#### BRIEF:
Return the entries below in their exact form, leaving the pictures out.

#### INPUT RECORDS:
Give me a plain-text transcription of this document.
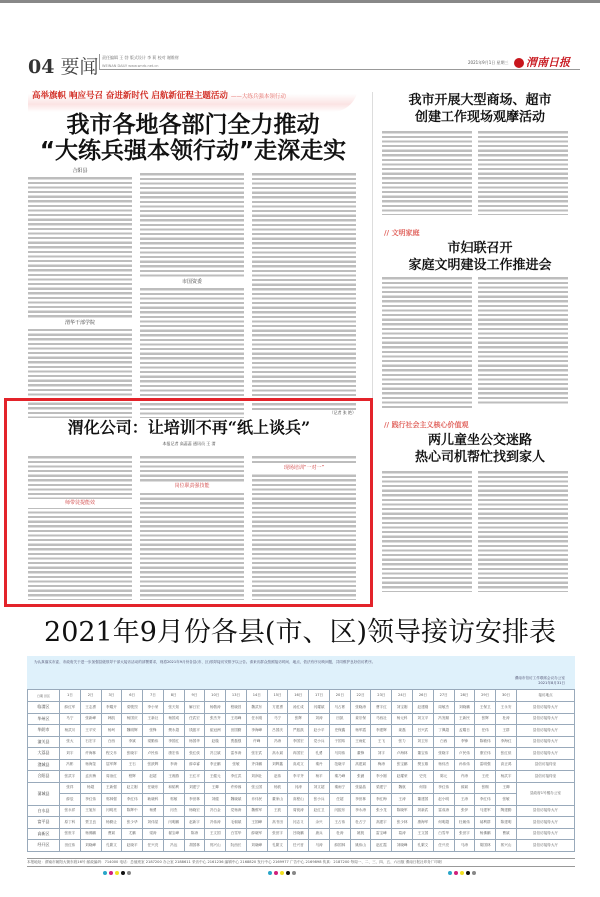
04 要闻 责任编辑 王 勃 版式设计 李 莉 校对 谢维财
WEINAN DAILY www.wnrb.net.cn
2021年9月1日 星期三	渭南日报
高举旗帜 响应号召 奋进新时代 启航新征程主题活动 ——大练兵强本领行动
我市各地各部门全力推动
“大练兵强本领行动”走深走实
合阳县
渭华干部学院
市国资委
（记者 张 艳）
我市开展大型商场、超市
创建工作现场观摩活动
// 文明家庭
市妇联召开
家庭文明建设工作推进会
// 践行社会主义核心价值观
两儿童坐公交迷路
热心司机帮忙找到家人
渭化公司：让培训不再“纸上谈兵”
本报记者 高蕊蕊 通讯员 王 渭
师带徒提能效
岗位职责强技能
现场培训“一对一”
2021年9月份各县(市、区)领导接访安排表
为认真落实市委、市政府关于进一步加强县级领导干部大接访活动的部署要求，现将2021年9月份各县(市、区)领导接访安排予以公告。请来访群众按照接访时间、地点，依法有序反映问题，共同维护良好信访秩序。
渭南市信访工作联席会议办公室
2021年8月31日
日期 县区	1日	2日	3日	6日	7日	8日	9日	10日	13日	14日	15日	16日	17日	20日	22日	23日	24日	26日	27日	28日	29日	30日	接访地点
临渭区	薛红军	王志勇	李耀开	梁骏烈	李小荣	张天知	解日宏	杨敬涛	程晓昌	魏武东	方建勇	汤红成	闫耀斌	马占彬	张晓涛	曹宇红	刘宝刚	赵建刚	周敏杰	刘晓鹏	王保卫	王永安	县信访接待大厅
华州区	马宁	张新峰	韩凯	杨国庆	王新社	杨国成	任武宏	张杰齐	王再峰	任永刚	马宁	张辉	刘涛	田凯	姜宗保	马西社	杨元科	刘文平	冯发顺	王新民	张辉	杜涛	县信访接待大厅
华阴市	杨武川	王平安	杨珂	魏明辉	张锋	樊永超	钱振平	崔冠洲	田国勤	李海峰	吕国庆	严振凯	赵小平	史保鑫	杨军霞	李建辉	姜磊	吕兴武	丁佩超	孟耀日	任伟	王群	县信访接待大厅
潼关县	张大	石宏宇	白西	李斌	梁勤伟	李国红	杨国华	赵璇	贾磊强	许峰	冯涛	李国宏	党小兵	于国玮	王雨虹	王飞	张力	刘卫东	白西	李锋	陈敏伟	李海红	县信访接待大厅
大荔县	刘宇	许海林	程文乔	张晓宇	卢民伟	康宏伟	张红侠	冯卫斌	雷孝涛	张宏武	高永斌	冉国宏	孔勇	马同伟	董锋	刘宇	卢海林	董宝伟	张晓宇	卢民伟	康宏伟	张红侠	县信访接待大厅
澄城县	冯彬	杨海玺	屈军辉	王石	张跃辉	李涛	薛卓睿	李正鹏	张敏	齐泽鹏	刘辉鑫	高成文	秦丹	范晓平	高建斌	梅涛	张宝鹏	樊玉雄	杨伟杰	孙伟伟	雷明强	高正鸿	县信访接待室
合阳县	张武宇	孟庆梅	周治红	程辉	赵超	王湘燕	王红平	王健元	李红武	刘润社	赵伟	李平齐	杨平	秦乃峰	张涵	李小刚	赵耀荣	史亮	陈元	许涛	王虎	杨武宇	县信访接待室
蒲城县	张祥	杨超	王新强	赵立刚	任晓东	和韬利	刘建宁	王卿	许忡蓉	张云国	杨波	闫涛	刘文超	秦雨宁	张晶晶	梁建宁	魏航	何翔	李红伟	薛斌	张桐	王卿	县政府1号楼办公室
	薛辰	李红伟	郭林强	李红伟	耿晓科	郭敏	李世林	刘健	魏晓斌	乔伟民	董家山	高程山	张小兵	任超	李世林	李红梅	王涛	董建国	赵小明	王涛	李红伟	张敏	
白水县	张永祥	王旭东	闫明亮	陈辉中	杨勇	闫杰	杨晓宏	冯白金	党杨涛	魏维军	王波	周锐涛	赵红卫	闫振东	李永涛	张小龙	陈晓军	刘新武	雷成涛	张伊	马建军	陶建勤	县信访接待大厅
富平县	原丁科	贾卫良	杨勤让	张少华	刘伟星	闫明鹏	赵新宇	冯伟涛	毛朝斌	王国峰	高书田	闫志义	余兴	王占伟	杜占宁	高建宇	张少林	康海军	何明超	杜朝伟	郝利群	陈建明	县信访接待大厅
高新区	张世宇	杨佛鹏	曹斌	尤鹏	梁涛	翟宝峰	陈涛	王文国	白雪华	薛晓军	张世宇	吕晓鹏	唐兵	杜涛	姚锐	雷宝峰	葛涛	王文国	白雪华	张世宇	杨佛鹏	曹斌	县信访接待大厅
经开区	田红伟	刘晓峰	孔繁文	赵晓平	任兴亮	冯达	胡国林	郭兴山	阮西长	刘晓峰	孔繁文	任兴晋	马涛	薛国林	姚伟山	赵红霞	刘晓峰	孔繁文	任兴亮	马涛	胡国林	郭兴山	县信访接待大厅
本报地址：渭南市朝阳大街东段16号 邮政编码：714000 电话：总值班室 2187200 办公室 2188611 采访中心 2161236 编辑中心 2168820 发行中心 2169977 广告中心 2169898 传真：2187200 每周一、二、三、四、五、六出版 渭南日报社印务厂印刷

#### SOLUTION TO THE PROBLEM:
Give me a plain-text transcription of this document.
04 要闻 责任编辑 王 勃 版式设计 李 莉 校对 谢维财
WEINAN DAILY www.wnrb.net.cn
2021年9月1日 星期三	渭南日报
高举旗帜 响应号召 奋进新时代 启航新征程主题活动 ——大练兵强本领行动
我市各地各部门全力推动
“大练兵强本领行动”走深走实
合阳县
渭华干部学院
市国资委
（记者 张 艳）
我市开展大型商场、超市
创建工作现场观摩活动
// 文明家庭
市妇联召开
家庭文明建设工作推进会
// 践行社会主义核心价值观
两儿童坐公交迷路
热心司机帮忙找到家人
渭化公司：让培训不再“纸上谈兵”
本报记者 高蕊蕊 通讯员 王 渭
师带徒提能效
岗位职责强技能
现场培训“一对一”
2021年9月份各县(市、区)领导接访安排表
为认真落实市委、市政府关于进一步加强县级领导干部大接访活动的部署要求，现将2021年9月份各县(市、区)领导接访安排予以公告。请来访群众按照接访时间、地点，依法有序反映问题，共同维护良好信访秩序。
渭南市信访工作联席会议办公室
2021年8月31日
日期 县区	1日	2日	3日	6日	7日	8日	9日	10日	13日	14日	15日	16日	17日	20日	22日	23日	24日	26日	27日	28日	29日	30日	接访地点
临渭区	薛红军	王志勇	李耀开	梁骏烈	李小荣	张天知	解日宏	杨敬涛	程晓昌	魏武东	方建勇	汤红成	闫耀斌	马占彬	张晓涛	曹宇红	刘宝刚	赵建刚	周敏杰	刘晓鹏	王保卫	王永安	县信访接待大厅
华州区	马宁	张新峰	韩凯	杨国庆	王新社	杨国成	任武宏	张杰齐	王再峰	任永刚	马宁	张辉	刘涛	田凯	姜宗保	马西社	杨元科	刘文平	冯发顺	王新民	张辉	杜涛	县信访接待大厅
华阴市	杨武川	王平安	杨珂	魏明辉	张锋	樊永超	钱振平	崔冠洲	田国勤	李海峰	吕国庆	严振凯	赵小平	史保鑫	杨军霞	李建辉	姜磊	吕兴武	丁佩超	孟耀日	任伟	王群	县信访接待大厅
潼关县	张大	石宏宇	白西	李斌	梁勤伟	李国红	杨国华	赵璇	贾磊强	许峰	冯涛	李国宏	党小兵	于国玮	王雨虹	王飞	张力	刘卫东	白西	李锋	陈敏伟	李海红	县信访接待大厅
大荔县	刘宇	许海林	程文乔	张晓宇	卢民伟	康宏伟	张红侠	冯卫斌	雷孝涛	张宏武	高永斌	冉国宏	孔勇	马同伟	董锋	刘宇	卢海林	董宝伟	张晓宇	卢民伟	康宏伟	张红侠	县信访接待大厅
澄城县	冯彬	杨海玺	屈军辉	王石	张跃辉	李涛	薛卓睿	李正鹏	张敏	齐泽鹏	刘辉鑫	高成文	秦丹	范晓平	高建斌	梅涛	张宝鹏	樊玉雄	杨伟杰	孙伟伟	雷明强	高正鸿	县信访接待室
合阳县	张武宇	孟庆梅	周治红	程辉	赵超	王湘燕	王红平	王健元	李红武	刘润社	赵伟	李平齐	杨平	秦乃峰	张涵	李小刚	赵耀荣	史亮	陈元	许涛	王虎	杨武宇	县信访接待室
蒲城县	张祥	杨超	王新强	赵立刚	任晓东	和韬利	刘建宁	王卿	许忡蓉	张云国	杨波	闫涛	刘文超	秦雨宁	张晶晶	梁建宁	魏航	何翔	李红伟	薛斌	张桐	王卿	县政府1号楼办公室
	薛辰	李红伟	郭林强	李红伟	耿晓科	郭敏	李世林	刘健	魏晓斌	乔伟民	董家山	高程山	张小兵	任超	李世林	李红梅	王涛	董建国	赵小明	王涛	李红伟	张敏	
白水县	张永祥	王旭东	闫明亮	陈辉中	杨勇	闫杰	杨晓宏	冯白金	党杨涛	魏维军	王波	周锐涛	赵红卫	闫振东	李永涛	张小龙	陈晓军	刘新武	雷成涛	张伊	马建军	陶建勤	县信访接待大厅
富平县	原丁科	贾卫良	杨勤让	张少华	刘伟星	闫明鹏	赵新宇	冯伟涛	毛朝斌	王国峰	高书田	闫志义	余兴	王占伟	杜占宁	高建宇	张少林	康海军	何明超	杜朝伟	郝利群	陈建明	县信访接待大厅
高新区	张世宇	杨佛鹏	曹斌	尤鹏	梁涛	翟宝峰	陈涛	王文国	白雪华	薛晓军	张世宇	吕晓鹏	唐兵	杜涛	姚锐	雷宝峰	葛涛	王文国	白雪华	张世宇	杨佛鹏	曹斌	县信访接待大厅
经开区	田红伟	刘晓峰	孔繁文	赵晓平	任兴亮	冯达	胡国林	郭兴山	阮西长	刘晓峰	孔繁文	任兴晋	马涛	薛国林	姚伟山	赵红霞	刘晓峰	孔繁文	任兴亮	马涛	胡国林	郭兴山	县信访接待大厅
本报地址：渭南市朝阳大街东段16号 邮政编码：714000 电话：总值班室 2187200 办公室 2188611 采访中心 2161236 编辑中心 2168820 发行中心 2169977 广告中心 2169898 传真：2187200 每周一、二、三、四、五、六出版 渭南日报社印务厂印刷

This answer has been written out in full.